=== The request ===
Set down all of the entries word for word, omitting the images they contain.

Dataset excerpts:
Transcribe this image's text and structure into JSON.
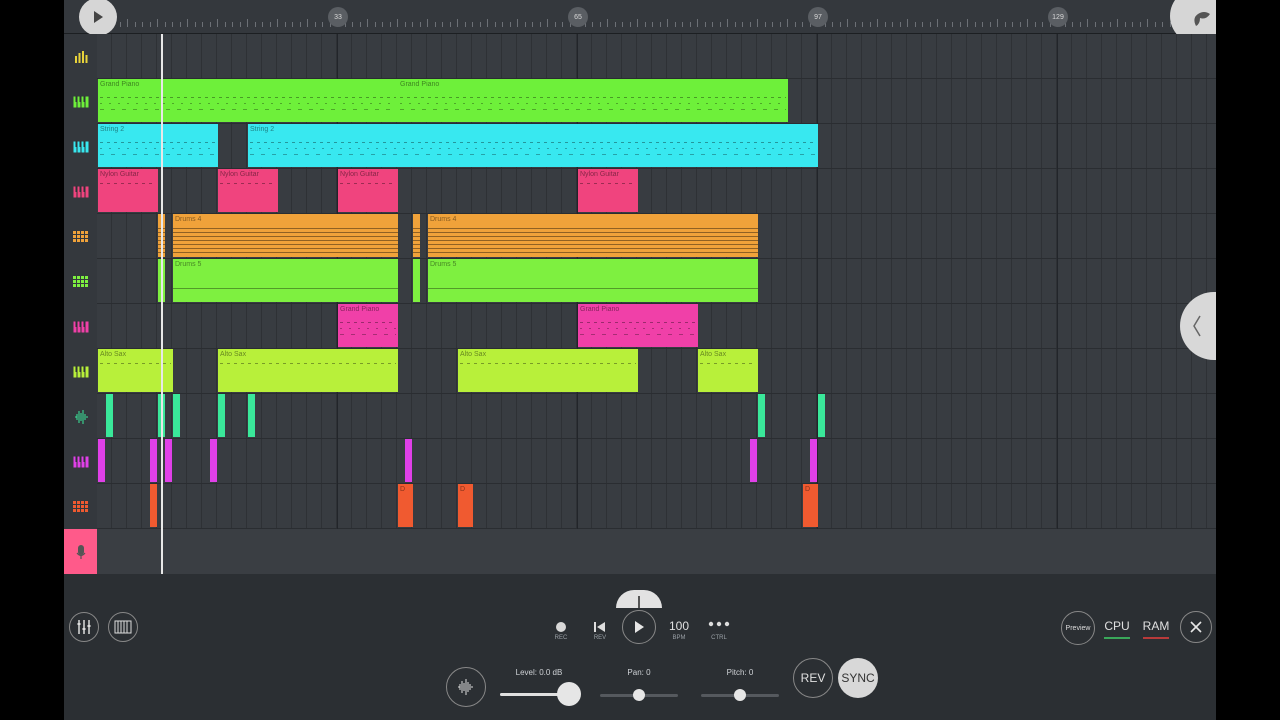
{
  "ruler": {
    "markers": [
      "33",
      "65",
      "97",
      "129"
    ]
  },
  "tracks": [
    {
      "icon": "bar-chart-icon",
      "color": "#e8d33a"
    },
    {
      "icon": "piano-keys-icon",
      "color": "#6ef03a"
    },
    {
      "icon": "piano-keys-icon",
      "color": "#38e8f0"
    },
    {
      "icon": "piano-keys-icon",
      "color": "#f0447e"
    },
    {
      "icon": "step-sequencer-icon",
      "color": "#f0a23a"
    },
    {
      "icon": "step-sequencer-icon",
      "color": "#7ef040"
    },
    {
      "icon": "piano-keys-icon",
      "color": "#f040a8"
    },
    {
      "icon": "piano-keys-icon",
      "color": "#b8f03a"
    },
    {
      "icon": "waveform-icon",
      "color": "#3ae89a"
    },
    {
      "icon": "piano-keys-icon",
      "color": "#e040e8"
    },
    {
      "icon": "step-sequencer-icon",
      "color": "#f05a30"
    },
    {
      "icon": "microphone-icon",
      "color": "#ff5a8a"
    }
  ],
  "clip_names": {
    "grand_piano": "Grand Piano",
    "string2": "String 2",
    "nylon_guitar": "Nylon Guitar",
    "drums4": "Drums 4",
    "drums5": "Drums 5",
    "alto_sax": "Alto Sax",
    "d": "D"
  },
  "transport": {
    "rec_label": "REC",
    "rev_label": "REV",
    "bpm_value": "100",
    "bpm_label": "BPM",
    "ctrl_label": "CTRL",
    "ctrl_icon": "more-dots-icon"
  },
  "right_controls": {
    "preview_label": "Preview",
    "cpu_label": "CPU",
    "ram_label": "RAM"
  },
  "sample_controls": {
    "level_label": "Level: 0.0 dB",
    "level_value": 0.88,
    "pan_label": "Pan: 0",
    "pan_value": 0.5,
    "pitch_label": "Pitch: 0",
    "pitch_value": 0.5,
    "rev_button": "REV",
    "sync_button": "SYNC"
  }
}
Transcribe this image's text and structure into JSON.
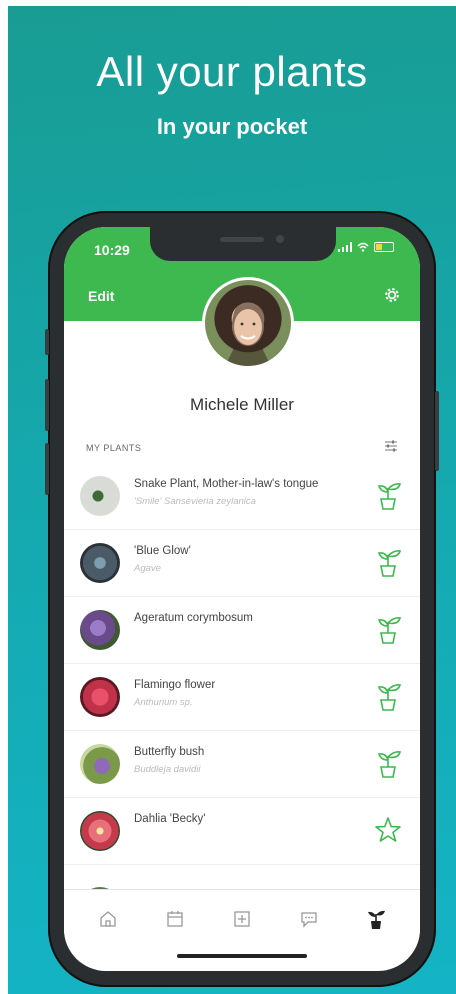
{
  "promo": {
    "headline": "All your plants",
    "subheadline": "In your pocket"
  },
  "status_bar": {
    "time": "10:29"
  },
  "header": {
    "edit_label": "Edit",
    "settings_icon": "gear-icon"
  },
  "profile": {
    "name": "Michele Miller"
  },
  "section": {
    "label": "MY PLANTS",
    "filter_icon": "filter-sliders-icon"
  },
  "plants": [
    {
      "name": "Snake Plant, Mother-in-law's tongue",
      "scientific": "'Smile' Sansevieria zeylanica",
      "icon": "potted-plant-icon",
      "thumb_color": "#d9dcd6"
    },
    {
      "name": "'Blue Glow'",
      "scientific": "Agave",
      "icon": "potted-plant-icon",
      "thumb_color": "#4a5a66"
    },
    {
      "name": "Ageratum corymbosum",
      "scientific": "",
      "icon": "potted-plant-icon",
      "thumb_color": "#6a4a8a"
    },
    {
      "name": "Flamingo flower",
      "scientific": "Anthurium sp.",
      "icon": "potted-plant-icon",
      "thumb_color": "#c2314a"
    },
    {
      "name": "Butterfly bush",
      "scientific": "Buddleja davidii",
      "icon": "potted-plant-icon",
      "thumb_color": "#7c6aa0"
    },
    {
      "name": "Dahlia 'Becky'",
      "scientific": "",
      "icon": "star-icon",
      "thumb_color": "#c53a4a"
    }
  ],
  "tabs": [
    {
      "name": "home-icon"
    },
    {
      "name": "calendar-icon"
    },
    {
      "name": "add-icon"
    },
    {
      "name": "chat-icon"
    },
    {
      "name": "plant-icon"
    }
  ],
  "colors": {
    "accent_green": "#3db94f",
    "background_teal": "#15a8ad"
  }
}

=== Answer ===
Transcribe this image's text and structure into JSON.
{
  "ruler": {
    "markers": [
      "33",
      "65",
      "97",
      "129"
    ]
  },
  "tracks": [
    {
      "icon": "bar-chart-icon",
      "color": "#e8d33a"
    },
    {
      "icon": "piano-keys-icon",
      "color": "#6ef03a"
    },
    {
      "icon": "piano-keys-icon",
      "color": "#38e8f0"
    },
    {
      "icon": "piano-keys-icon",
      "color": "#f0447e"
    },
    {
      "icon": "step-sequencer-icon",
      "color": "#f0a23a"
    },
    {
      "icon": "step-sequencer-icon",
      "color": "#7ef040"
    },
    {
      "icon": "piano-keys-icon",
      "color": "#f040a8"
    },
    {
      "icon": "piano-keys-icon",
      "color": "#b8f03a"
    },
    {
      "icon": "waveform-icon",
      "color": "#3ae89a"
    },
    {
      "icon": "piano-keys-icon",
      "color": "#e040e8"
    },
    {
      "icon": "step-sequencer-icon",
      "color": "#f05a30"
    },
    {
      "icon": "microphone-icon",
      "color": "#ff5a8a"
    }
  ],
  "clip_names": {
    "grand_piano": "Grand Piano",
    "string2": "String 2",
    "nylon_guitar": "Nylon Guitar",
    "drums4": "Drums 4",
    "drums5": "Drums 5",
    "alto_sax": "Alto Sax",
    "d": "D"
  },
  "transport": {
    "rec_label": "REC",
    "rev_label": "REV",
    "bpm_value": "100",
    "bpm_label": "BPM",
    "ctrl_label": "CTRL",
    "ctrl_icon": "more-dots-icon"
  },
  "right_controls": {
    "preview_label": "Preview",
    "cpu_label": "CPU",
    "ram_label": "RAM"
  },
  "sample_controls": {
    "level_label": "Level: 0.0 dB",
    "level_value": 0.88,
    "pan_label": "Pan: 0",
    "pan_value": 0.5,
    "pitch_label": "Pitch: 0",
    "pitch_value": 0.5,
    "rev_button": "REV",
    "sync_button": "SYNC"
  }
}
Transcribe this image's text and structure into JSON.
{
  "promo": {
    "headline": "All your plants",
    "subheadline": "In your pocket"
  },
  "status_bar": {
    "time": "10:29"
  },
  "header": {
    "edit_label": "Edit",
    "settings_icon": "gear-icon"
  },
  "profile": {
    "name": "Michele Miller"
  },
  "section": {
    "label": "MY PLANTS",
    "filter_icon": "filter-sliders-icon"
  },
  "plants": [
    {
      "name": "Snake Plant, Mother-in-law's tongue",
      "scientific": "'Smile' Sansevieria zeylanica",
      "icon": "potted-plant-icon",
      "thumb_color": "#d9dcd6"
    },
    {
      "name": "'Blue Glow'",
      "scientific": "Agave",
      "icon": "potted-plant-icon",
      "thumb_color": "#4a5a66"
    },
    {
      "name": "Ageratum corymbosum",
      "scientific": "",
      "icon": "potted-plant-icon",
      "thumb_color": "#6a4a8a"
    },
    {
      "name": "Flamingo flower",
      "scientific": "Anthurium sp.",
      "icon": "potted-plant-icon",
      "thumb_color": "#c2314a"
    },
    {
      "name": "Butterfly bush",
      "scientific": "Buddleja davidii",
      "icon": "potted-plant-icon",
      "thumb_color": "#7c6aa0"
    },
    {
      "name": "Dahlia 'Becky'",
      "scientific": "",
      "icon": "star-icon",
      "thumb_color": "#c53a4a"
    }
  ],
  "tabs": [
    {
      "name": "home-icon"
    },
    {
      "name": "calendar-icon"
    },
    {
      "name": "add-icon"
    },
    {
      "name": "chat-icon"
    },
    {
      "name": "plant-icon"
    }
  ],
  "colors": {
    "accent_green": "#3db94f",
    "background_teal": "#15a8ad"
  }
}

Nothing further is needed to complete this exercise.